BRIEF: Using the entries that follow, state how many lines contain the word "Соотношение". The response is that number and nothing more.

* start *

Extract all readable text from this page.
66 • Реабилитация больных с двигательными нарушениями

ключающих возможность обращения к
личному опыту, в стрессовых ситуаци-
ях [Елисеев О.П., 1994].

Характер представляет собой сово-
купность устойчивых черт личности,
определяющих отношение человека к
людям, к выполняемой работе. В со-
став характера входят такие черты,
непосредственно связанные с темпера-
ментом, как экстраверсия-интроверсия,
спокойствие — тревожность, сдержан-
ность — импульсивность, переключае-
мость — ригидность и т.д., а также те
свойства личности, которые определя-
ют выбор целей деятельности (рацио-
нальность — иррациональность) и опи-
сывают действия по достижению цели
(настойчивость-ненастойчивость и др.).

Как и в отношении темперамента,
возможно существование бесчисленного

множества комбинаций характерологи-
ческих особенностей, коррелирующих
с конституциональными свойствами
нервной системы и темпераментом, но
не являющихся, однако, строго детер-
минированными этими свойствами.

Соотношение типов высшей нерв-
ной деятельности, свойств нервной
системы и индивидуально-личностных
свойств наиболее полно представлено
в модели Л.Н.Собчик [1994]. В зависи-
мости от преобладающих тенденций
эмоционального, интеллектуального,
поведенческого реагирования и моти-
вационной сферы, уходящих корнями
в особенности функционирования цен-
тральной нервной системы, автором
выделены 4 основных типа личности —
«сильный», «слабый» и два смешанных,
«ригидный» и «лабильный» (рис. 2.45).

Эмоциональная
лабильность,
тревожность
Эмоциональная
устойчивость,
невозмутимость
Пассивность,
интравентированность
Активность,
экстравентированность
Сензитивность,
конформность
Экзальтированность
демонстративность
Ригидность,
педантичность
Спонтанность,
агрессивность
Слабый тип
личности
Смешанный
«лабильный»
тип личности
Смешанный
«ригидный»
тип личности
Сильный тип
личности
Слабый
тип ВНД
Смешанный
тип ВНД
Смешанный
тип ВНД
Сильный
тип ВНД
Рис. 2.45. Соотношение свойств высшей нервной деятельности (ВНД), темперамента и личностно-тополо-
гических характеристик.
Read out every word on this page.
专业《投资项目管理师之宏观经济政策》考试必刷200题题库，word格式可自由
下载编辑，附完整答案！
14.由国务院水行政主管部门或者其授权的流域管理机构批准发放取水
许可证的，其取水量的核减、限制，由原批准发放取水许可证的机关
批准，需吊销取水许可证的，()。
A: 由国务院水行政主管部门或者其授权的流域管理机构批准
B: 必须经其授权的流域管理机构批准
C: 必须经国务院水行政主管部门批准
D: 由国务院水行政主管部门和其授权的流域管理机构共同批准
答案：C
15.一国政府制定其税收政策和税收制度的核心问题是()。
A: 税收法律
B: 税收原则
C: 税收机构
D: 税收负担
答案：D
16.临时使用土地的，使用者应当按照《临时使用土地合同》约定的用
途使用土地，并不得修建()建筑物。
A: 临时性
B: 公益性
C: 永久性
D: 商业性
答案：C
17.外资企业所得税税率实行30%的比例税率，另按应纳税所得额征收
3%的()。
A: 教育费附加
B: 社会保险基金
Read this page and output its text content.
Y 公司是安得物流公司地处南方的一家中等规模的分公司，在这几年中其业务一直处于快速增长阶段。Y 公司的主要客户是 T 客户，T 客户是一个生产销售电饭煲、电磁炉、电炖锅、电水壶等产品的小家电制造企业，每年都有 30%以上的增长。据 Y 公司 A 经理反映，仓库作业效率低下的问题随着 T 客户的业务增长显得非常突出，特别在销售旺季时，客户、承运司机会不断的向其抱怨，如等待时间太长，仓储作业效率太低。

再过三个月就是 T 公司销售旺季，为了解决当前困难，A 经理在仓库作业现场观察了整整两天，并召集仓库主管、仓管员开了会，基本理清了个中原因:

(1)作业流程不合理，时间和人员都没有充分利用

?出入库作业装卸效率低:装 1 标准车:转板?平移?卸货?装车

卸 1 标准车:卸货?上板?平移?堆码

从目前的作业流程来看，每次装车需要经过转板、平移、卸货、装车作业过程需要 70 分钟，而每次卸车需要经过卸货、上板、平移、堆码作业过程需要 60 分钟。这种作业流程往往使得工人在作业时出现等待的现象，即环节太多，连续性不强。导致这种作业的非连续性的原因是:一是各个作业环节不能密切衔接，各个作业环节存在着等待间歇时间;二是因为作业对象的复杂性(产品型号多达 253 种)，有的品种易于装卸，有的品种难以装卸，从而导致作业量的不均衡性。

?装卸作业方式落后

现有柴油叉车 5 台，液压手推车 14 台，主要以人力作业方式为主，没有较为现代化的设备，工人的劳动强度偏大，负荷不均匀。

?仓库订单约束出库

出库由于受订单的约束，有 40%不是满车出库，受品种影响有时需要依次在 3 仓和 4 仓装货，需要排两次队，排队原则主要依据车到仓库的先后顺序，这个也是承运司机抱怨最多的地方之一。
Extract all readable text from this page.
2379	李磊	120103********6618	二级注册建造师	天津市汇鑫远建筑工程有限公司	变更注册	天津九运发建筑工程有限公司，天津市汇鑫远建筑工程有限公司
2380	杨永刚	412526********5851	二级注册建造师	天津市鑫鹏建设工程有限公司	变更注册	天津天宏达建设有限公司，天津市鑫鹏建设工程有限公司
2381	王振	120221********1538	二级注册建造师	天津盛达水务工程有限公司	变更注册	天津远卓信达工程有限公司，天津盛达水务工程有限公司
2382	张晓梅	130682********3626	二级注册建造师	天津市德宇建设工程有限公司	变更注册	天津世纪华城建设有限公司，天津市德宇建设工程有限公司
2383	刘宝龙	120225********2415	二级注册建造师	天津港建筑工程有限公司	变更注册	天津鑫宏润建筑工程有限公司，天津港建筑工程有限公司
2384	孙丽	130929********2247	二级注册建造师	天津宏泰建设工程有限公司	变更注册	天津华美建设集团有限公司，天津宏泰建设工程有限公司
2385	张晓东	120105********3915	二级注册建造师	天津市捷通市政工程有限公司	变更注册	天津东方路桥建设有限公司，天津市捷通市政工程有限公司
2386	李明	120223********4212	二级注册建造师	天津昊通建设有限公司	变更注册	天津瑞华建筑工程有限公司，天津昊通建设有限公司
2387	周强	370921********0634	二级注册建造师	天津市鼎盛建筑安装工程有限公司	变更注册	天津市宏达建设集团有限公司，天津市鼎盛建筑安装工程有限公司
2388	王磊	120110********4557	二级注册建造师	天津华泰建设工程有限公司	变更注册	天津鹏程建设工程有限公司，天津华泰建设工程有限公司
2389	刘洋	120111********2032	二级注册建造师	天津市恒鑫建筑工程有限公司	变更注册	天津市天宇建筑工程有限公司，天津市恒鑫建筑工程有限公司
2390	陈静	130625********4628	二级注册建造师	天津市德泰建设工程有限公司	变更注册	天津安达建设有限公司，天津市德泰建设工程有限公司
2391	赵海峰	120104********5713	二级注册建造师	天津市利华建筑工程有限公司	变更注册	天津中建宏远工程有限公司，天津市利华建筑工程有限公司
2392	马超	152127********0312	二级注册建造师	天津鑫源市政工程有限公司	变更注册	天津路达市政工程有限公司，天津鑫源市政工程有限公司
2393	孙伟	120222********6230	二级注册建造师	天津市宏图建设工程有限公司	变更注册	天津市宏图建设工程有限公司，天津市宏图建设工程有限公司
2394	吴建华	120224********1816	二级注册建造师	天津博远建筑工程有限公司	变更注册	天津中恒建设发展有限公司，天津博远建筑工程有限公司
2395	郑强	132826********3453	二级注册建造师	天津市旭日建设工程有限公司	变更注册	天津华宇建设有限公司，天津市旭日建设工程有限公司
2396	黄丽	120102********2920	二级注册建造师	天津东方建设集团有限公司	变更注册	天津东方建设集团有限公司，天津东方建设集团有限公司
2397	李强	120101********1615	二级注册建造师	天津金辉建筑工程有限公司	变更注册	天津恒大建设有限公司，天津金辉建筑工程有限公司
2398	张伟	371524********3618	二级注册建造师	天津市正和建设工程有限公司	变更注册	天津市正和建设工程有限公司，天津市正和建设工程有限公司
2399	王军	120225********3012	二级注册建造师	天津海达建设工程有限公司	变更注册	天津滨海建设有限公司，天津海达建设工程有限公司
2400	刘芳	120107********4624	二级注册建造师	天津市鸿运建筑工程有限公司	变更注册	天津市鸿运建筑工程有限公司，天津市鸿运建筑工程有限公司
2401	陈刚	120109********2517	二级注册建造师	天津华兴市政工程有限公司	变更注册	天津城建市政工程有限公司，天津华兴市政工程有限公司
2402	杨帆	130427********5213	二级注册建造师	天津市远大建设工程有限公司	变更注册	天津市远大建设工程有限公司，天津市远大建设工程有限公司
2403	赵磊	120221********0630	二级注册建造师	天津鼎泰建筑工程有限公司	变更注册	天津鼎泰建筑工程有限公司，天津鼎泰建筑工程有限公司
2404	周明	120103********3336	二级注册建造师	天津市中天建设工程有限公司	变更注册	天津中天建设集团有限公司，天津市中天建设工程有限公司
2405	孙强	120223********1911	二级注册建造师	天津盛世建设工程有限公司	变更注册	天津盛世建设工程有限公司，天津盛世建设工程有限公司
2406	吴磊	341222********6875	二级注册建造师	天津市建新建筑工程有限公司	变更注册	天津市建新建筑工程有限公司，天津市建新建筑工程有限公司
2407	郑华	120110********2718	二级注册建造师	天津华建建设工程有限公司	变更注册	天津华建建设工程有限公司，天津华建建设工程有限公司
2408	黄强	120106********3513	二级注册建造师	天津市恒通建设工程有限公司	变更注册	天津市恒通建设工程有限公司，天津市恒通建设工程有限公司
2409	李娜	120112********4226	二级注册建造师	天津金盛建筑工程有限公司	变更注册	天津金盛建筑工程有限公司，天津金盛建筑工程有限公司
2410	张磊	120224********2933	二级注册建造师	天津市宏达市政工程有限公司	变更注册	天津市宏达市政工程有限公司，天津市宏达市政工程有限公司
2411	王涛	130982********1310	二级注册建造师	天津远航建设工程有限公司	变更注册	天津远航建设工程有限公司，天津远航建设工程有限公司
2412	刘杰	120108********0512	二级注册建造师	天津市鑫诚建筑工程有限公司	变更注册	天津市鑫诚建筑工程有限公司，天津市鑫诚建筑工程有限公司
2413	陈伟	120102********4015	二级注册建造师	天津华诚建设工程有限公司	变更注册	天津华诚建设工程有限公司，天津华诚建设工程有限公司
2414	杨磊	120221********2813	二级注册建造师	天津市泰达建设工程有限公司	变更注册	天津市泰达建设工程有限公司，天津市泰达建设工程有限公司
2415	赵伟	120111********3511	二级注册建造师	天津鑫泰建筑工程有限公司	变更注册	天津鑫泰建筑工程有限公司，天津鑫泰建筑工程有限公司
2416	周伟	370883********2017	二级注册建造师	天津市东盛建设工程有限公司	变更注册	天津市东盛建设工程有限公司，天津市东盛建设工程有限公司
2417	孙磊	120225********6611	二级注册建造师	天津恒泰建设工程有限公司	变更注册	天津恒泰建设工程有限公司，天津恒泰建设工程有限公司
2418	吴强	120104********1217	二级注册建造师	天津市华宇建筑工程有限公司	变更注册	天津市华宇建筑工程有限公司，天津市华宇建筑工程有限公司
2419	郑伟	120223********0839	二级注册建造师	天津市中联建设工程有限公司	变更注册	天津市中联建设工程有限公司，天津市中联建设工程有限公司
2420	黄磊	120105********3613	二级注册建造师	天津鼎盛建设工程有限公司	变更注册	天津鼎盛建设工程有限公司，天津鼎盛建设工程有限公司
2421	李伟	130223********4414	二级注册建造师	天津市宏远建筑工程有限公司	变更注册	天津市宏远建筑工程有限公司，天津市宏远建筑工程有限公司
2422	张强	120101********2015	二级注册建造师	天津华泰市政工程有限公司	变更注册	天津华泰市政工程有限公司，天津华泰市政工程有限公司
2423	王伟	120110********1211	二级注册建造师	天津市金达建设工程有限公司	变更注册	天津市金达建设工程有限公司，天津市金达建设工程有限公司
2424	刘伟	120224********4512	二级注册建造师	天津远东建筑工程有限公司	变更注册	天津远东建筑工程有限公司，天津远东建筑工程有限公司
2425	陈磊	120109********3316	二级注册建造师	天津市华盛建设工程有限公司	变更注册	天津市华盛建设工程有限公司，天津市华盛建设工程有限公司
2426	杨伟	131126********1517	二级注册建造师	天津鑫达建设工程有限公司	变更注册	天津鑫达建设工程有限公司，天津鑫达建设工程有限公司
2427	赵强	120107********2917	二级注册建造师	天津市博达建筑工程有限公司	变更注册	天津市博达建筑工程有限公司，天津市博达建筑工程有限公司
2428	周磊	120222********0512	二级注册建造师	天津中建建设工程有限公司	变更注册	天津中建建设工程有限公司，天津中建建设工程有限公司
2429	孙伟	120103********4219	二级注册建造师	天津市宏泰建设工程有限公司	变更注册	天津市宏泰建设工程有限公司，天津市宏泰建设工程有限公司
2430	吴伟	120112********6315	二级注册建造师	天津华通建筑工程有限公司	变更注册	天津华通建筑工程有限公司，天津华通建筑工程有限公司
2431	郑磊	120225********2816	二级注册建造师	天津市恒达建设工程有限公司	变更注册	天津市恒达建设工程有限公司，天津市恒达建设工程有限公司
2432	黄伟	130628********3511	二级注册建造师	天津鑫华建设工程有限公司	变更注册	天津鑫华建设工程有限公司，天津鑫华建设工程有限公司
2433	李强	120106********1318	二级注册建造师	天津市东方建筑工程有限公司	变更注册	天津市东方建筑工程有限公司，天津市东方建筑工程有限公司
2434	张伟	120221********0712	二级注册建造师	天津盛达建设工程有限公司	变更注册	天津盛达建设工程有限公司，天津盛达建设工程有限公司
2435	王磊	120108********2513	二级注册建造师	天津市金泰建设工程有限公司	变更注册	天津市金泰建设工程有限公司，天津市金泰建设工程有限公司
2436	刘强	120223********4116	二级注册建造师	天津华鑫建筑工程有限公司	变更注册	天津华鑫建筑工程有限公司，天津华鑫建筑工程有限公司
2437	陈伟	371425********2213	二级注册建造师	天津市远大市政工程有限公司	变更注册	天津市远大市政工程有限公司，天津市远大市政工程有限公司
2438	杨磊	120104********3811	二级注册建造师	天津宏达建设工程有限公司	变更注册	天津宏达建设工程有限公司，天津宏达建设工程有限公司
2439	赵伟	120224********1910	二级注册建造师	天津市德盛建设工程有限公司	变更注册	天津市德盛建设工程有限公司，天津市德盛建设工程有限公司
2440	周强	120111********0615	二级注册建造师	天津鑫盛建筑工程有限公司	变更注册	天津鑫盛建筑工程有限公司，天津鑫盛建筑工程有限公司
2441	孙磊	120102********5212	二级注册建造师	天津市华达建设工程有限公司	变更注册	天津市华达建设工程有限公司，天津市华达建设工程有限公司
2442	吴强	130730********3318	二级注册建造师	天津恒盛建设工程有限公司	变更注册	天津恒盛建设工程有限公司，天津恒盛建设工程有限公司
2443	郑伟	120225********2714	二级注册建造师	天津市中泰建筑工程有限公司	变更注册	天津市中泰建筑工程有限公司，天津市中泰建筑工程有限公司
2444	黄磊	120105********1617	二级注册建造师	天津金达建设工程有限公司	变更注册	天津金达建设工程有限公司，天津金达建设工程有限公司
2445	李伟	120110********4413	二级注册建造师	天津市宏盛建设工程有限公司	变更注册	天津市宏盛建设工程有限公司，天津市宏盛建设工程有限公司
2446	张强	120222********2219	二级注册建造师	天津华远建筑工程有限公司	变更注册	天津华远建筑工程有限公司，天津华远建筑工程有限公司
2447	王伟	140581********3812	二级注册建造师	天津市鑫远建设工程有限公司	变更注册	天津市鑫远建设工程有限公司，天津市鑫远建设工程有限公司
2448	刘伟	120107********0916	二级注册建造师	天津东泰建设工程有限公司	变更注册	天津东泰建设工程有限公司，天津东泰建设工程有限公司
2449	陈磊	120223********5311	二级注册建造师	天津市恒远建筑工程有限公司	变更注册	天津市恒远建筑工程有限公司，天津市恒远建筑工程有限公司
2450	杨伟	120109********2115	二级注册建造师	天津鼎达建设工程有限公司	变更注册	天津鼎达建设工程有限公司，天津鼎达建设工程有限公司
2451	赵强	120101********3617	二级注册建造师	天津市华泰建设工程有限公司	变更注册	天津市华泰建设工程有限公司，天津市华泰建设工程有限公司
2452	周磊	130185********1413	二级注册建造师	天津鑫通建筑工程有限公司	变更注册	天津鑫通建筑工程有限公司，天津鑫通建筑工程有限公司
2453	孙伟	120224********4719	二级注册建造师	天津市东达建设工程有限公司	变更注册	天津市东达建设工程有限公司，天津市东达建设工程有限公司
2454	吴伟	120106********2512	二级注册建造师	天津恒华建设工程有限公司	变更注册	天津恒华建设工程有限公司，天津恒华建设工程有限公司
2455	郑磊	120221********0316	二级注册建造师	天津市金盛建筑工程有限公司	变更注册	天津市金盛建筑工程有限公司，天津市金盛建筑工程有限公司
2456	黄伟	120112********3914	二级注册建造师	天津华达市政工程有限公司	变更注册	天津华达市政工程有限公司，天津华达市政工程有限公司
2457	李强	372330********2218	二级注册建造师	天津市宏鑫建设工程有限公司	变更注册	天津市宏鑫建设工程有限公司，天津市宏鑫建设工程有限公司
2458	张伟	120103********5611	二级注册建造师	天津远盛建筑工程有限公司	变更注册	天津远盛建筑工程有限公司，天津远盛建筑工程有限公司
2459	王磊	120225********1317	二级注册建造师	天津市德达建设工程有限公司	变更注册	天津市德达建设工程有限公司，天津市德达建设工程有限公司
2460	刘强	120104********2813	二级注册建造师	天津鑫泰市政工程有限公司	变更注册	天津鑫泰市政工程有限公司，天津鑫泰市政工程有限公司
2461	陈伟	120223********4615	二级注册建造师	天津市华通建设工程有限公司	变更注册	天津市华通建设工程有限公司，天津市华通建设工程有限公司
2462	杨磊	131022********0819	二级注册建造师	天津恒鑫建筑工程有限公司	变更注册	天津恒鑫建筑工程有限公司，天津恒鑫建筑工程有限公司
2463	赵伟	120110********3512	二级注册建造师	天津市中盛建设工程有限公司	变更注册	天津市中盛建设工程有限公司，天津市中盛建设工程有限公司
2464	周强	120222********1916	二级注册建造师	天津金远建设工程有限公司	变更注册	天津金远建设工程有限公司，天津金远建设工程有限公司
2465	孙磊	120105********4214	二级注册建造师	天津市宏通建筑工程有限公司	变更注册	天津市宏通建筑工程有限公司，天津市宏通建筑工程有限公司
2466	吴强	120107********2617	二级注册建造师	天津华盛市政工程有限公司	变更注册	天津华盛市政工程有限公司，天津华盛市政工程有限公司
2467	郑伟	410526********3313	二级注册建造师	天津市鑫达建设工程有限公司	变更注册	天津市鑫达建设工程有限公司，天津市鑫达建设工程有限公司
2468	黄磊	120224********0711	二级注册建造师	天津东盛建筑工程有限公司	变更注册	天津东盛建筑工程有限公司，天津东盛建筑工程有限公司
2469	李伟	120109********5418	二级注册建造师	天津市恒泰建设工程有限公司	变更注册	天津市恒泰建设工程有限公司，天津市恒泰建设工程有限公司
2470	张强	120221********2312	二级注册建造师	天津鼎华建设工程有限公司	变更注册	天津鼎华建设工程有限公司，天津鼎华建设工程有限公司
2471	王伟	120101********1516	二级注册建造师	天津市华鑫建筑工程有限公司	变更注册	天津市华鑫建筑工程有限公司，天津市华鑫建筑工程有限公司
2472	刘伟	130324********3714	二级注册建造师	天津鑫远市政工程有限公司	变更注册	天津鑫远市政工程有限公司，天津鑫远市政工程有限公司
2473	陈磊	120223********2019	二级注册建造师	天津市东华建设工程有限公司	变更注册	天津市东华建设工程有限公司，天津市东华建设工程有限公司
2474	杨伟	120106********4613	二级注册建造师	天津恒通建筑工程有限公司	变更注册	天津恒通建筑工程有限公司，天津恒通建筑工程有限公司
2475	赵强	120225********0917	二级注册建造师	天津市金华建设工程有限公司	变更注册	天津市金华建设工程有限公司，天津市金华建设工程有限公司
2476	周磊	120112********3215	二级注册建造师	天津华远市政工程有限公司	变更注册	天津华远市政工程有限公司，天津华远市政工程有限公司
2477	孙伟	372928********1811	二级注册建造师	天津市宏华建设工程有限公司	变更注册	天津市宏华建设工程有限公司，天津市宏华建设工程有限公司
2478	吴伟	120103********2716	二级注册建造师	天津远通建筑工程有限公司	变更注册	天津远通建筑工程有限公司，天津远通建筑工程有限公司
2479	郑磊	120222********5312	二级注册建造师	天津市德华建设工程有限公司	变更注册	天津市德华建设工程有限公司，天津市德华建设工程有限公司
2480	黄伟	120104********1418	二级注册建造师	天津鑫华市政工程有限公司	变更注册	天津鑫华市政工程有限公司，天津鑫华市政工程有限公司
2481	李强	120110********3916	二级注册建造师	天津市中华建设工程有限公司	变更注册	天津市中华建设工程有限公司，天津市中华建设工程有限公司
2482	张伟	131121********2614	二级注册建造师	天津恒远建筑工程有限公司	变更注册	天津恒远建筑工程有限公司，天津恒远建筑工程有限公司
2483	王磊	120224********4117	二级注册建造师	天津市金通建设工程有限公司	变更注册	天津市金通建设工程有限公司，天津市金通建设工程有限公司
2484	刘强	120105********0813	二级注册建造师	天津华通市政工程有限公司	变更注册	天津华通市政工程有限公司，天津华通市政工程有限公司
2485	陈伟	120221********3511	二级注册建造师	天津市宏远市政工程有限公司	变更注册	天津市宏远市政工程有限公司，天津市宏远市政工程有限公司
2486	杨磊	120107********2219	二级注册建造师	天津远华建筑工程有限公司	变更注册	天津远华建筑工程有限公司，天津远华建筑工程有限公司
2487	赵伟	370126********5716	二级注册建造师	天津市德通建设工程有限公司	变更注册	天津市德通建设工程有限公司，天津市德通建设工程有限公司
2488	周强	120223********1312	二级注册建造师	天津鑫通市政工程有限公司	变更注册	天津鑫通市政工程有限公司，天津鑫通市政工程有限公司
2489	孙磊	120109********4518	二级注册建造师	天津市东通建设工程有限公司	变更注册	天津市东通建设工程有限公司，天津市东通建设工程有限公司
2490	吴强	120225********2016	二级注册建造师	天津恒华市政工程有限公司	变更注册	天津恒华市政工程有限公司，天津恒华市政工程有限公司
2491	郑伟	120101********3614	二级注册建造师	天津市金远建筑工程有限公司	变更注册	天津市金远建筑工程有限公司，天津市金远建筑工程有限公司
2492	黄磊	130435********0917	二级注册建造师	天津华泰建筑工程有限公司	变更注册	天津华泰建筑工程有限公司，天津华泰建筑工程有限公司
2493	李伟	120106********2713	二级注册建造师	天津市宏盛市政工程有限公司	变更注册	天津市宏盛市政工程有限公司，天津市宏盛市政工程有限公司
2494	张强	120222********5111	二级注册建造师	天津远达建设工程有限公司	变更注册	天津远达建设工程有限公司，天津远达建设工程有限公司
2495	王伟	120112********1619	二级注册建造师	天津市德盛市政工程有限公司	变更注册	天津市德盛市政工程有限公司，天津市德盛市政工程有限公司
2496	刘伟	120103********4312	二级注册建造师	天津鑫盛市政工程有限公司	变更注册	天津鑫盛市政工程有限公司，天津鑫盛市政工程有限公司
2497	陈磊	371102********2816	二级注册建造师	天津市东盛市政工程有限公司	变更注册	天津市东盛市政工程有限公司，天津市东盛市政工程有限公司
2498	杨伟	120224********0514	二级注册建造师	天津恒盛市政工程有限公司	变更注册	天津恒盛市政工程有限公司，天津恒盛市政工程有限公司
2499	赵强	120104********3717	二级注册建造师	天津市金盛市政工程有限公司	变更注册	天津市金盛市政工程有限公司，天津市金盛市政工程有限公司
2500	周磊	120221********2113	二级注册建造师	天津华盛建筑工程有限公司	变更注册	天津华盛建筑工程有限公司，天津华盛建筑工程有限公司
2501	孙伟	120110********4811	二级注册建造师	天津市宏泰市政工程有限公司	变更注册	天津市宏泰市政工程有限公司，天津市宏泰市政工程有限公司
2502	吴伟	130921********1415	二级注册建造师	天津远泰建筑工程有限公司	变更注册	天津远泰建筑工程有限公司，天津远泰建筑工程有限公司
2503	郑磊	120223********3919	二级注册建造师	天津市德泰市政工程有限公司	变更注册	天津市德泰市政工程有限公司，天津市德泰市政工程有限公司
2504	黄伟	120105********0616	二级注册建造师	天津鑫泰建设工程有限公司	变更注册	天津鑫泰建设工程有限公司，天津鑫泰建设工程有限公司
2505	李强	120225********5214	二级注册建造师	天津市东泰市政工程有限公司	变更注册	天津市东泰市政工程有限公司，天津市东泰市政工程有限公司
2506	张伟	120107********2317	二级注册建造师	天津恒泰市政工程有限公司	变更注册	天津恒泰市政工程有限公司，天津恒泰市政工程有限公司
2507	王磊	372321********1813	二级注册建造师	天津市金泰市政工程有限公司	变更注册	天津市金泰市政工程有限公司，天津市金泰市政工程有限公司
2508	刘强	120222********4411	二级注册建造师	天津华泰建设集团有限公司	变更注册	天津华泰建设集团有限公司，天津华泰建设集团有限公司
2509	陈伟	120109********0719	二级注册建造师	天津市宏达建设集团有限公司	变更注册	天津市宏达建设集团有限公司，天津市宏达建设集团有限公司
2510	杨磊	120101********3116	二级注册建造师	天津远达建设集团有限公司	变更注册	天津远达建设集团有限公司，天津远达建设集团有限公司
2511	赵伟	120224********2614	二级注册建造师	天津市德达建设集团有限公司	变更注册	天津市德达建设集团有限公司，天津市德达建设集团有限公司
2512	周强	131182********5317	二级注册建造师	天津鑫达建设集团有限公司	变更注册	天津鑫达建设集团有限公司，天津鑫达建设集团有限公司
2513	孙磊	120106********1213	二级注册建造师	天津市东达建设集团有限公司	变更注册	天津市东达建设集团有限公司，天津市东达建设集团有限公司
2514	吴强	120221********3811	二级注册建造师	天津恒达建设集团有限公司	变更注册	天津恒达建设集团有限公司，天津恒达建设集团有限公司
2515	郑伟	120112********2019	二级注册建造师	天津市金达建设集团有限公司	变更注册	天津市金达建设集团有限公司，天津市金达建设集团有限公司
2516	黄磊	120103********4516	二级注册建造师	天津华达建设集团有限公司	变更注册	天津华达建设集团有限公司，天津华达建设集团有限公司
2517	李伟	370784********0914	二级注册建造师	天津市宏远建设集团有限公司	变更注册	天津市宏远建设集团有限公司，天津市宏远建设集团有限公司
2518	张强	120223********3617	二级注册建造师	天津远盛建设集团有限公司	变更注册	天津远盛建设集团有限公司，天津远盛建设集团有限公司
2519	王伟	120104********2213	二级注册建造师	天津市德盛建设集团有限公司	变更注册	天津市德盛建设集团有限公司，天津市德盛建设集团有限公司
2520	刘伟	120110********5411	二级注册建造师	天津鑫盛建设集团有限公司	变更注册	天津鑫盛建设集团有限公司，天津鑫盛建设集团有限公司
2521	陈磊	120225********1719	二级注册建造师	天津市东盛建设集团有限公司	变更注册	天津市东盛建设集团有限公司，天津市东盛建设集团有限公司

* end *

ANSWER TO THE EXERCISE: 2